### DIRECTIVES
[a] List every file name that appears in the jcsearch workaround reply.
[b] Write a continuation of the jcsearch workaround reply, picking up after its final sentence.

### SELECTED PASSAGE
We will fix this soon, thank you for pointing this out.
Until then a possible workaround to achieve the "--or" functionality:
1. run the queries one-by-one and always append the result to a file:
Code: |
jcsearch -q identifier1.smarts DB:Compounds -f smiles >> results.smi
jcsearch -q identifier2.smarts DB:Compounds -f smiles >> results.smi
...
|
Now you have all the hits, but there may be some duplicates.
2. Import the file into an empty database table with duplicate filtering, then export it to get a result file without duplicates.

### DATA ROWS
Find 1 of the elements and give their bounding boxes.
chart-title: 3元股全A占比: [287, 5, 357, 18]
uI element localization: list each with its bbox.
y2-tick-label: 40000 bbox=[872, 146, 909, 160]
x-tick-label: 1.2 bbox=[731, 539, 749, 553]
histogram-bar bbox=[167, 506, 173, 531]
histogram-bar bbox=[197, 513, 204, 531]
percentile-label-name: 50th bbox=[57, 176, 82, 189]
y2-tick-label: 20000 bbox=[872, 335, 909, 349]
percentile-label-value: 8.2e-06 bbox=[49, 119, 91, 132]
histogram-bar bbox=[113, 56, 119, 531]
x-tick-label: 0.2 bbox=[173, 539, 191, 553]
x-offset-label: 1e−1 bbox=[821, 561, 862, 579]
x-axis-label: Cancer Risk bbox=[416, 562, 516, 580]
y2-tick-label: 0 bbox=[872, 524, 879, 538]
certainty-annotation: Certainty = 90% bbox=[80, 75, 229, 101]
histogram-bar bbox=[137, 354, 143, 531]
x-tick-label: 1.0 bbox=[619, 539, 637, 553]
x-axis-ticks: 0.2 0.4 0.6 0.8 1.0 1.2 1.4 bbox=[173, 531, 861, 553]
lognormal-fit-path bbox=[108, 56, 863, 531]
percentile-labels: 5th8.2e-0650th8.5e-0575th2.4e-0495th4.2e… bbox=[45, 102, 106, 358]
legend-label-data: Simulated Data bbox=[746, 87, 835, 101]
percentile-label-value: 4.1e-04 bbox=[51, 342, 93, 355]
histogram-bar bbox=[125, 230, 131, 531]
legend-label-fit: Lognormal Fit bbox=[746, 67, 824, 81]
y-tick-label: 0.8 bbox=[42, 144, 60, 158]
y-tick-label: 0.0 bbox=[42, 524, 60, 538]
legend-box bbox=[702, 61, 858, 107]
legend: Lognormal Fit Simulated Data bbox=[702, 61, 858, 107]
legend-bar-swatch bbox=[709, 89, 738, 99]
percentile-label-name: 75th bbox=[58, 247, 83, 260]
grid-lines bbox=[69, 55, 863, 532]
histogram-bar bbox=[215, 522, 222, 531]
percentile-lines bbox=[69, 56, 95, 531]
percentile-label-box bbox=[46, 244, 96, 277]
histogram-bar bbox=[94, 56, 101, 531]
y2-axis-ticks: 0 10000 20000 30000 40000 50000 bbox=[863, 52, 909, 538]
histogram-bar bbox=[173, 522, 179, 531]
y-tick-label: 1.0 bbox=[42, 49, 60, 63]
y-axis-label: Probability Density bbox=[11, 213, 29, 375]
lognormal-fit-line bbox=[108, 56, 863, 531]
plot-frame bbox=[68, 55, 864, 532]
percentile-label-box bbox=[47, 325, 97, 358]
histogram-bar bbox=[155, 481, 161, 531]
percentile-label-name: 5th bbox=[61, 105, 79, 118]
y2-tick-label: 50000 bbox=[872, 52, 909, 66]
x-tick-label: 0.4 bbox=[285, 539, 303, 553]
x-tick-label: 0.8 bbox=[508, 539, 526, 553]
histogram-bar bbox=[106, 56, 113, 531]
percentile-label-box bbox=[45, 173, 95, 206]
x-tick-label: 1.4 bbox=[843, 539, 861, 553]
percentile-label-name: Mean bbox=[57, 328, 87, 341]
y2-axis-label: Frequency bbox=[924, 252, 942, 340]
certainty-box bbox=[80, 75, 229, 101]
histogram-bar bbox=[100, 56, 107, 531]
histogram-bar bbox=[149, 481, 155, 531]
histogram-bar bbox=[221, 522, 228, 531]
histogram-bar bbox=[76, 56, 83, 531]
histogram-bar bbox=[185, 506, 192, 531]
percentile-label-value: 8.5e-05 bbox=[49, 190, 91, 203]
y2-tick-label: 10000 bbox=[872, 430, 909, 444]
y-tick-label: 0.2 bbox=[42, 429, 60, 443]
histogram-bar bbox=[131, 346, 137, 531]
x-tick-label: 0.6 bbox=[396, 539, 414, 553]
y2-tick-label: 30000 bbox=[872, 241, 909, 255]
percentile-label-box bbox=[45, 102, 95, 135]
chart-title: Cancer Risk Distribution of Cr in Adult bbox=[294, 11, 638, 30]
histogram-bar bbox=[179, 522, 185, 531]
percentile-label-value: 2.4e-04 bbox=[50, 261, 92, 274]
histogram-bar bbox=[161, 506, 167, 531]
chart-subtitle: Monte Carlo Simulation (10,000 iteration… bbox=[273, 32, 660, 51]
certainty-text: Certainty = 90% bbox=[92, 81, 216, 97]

### RESULTS IN ORDER
[a]
identifier1.smarts
identifier2.smarts
results.smi

[b]
Code: |
jcman c temp
jcman a temp results.smi --nodup
jcman x temp final_results.smi
jcman d temp |
Quote: |
Also, I have abt 150K compounds in the database table; however in the final report, it says that it has only screened abt 3k compounds. |
I guess you are referring to a similar output which can be obtained by the "-vv" (very verbose) flag:
Code: |
Tue Jul 11 09:12:39 CEST 2006
Search mode: SUBSTRUCTURE
Structure table: nnn
Query: CCC
Screened: 621
Hits: 499
Cache loading: 313 ms
Cache size (this table / total): 0.01 / 0.01 MBytes
Total time: 750 ms Screening: 0 ms
Current / peak / maximum searches per minute: 1 / 1 / 1 |
"Screening" is the first, very quick phase of the search, which helps to reduce the number of potential hits by using the fingerprints.
This way the more CPU intensive graph search has to process less structures (in your case only 3K), reducing the overall execution time.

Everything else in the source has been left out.